--- start Data rows ---

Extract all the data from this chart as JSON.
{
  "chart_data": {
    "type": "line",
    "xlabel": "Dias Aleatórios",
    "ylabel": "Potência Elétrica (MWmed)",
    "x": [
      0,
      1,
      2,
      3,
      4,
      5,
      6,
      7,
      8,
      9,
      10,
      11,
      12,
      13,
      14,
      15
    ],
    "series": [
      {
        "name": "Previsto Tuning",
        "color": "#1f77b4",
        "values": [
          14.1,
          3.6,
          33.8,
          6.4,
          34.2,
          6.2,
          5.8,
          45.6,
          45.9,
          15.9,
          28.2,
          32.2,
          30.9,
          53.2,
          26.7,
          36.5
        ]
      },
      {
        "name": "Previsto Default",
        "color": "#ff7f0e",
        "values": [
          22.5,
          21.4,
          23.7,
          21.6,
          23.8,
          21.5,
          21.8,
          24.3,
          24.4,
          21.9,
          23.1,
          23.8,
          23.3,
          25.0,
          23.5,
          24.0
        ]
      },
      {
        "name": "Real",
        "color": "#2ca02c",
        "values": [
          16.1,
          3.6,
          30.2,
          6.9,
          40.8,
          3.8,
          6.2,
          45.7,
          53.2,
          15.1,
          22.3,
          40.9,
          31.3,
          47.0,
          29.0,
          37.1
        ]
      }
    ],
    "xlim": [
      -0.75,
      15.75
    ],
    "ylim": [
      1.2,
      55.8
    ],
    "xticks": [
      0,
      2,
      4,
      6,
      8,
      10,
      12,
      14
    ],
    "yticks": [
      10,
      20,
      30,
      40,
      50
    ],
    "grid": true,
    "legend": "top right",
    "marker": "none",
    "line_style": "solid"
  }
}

--- end Data rows ---

Task directions: Only a number is needed: how many lines of the material above contain "color"?

Response to this exercise: 3